— start of RECORDS TO USE —

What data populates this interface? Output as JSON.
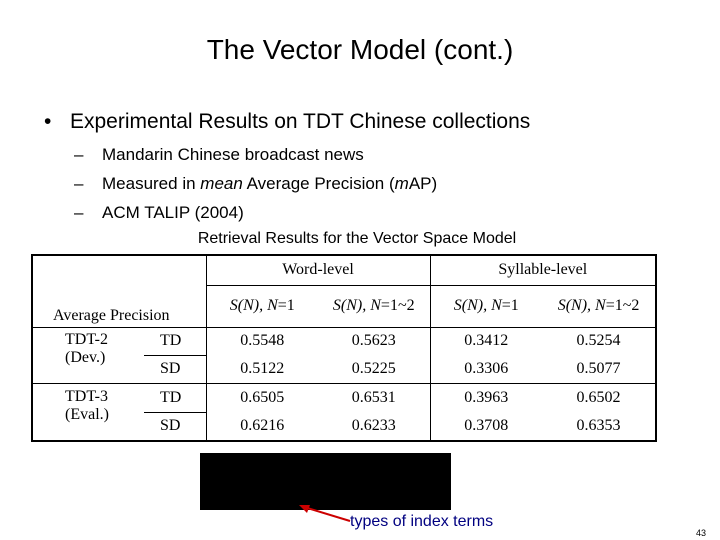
{
  "slide": {
    "title": "The Vector Model (cont.)",
    "bullet_symbol": "•",
    "bullet": "Experimental Results on TDT Chinese collections",
    "sub_symbol": "–",
    "sub_bullets": [
      "Mandarin Chinese broadcast news",
      "ACM TALIP (2004)"
    ],
    "measured_prefix": "Measured in ",
    "measured_mean": "mean",
    "measured_middle": " Average Precision (",
    "measured_m": "m",
    "measured_suffix": "AP)",
    "annotation": "types of index terms",
    "annotation_color": "#000080",
    "page_number": "43"
  },
  "table": {
    "caption": "Retrieval Results for the Vector Space Model",
    "corner_label": "Average Precision",
    "groups": [
      "Word-level",
      "Syllable-level"
    ],
    "col_heads": [
      {
        "s": "S(N), ",
        "n": "N",
        "rest": "=1"
      },
      {
        "s": "S(N), ",
        "n": "N",
        "rest": "=1~2"
      },
      {
        "s": "S(N), ",
        "n": "N",
        "rest": "=1"
      },
      {
        "s": "S(N), ",
        "n": "N",
        "rest": "=1~2"
      }
    ],
    "collections": [
      {
        "name_line1": "TDT-2",
        "name_line2": "(Dev.)",
        "rows": [
          {
            "label": "TD",
            "values": [
              "0.5548",
              "0.5623",
              "0.3412",
              "0.5254"
            ]
          },
          {
            "label": "SD",
            "values": [
              "0.5122",
              "0.5225",
              "0.3306",
              "0.5077"
            ]
          }
        ]
      },
      {
        "name_line1": "TDT-3",
        "name_line2": "(Eval.)",
        "rows": [
          {
            "label": "TD",
            "values": [
              "0.6505",
              "0.6531",
              "0.3963",
              "0.6502"
            ]
          },
          {
            "label": "SD",
            "values": [
              "0.6216",
              "0.6233",
              "0.3708",
              "0.6353"
            ]
          }
        ]
      }
    ]
  }
}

— end of RECORDS TO USE —

## PROMPT
Identify each line of the material where the word "Average" shows up, and copy it.

## TASK OUTPUT
    "measured_middle": " Average Precision (",
    "corner_label": "Average Precision",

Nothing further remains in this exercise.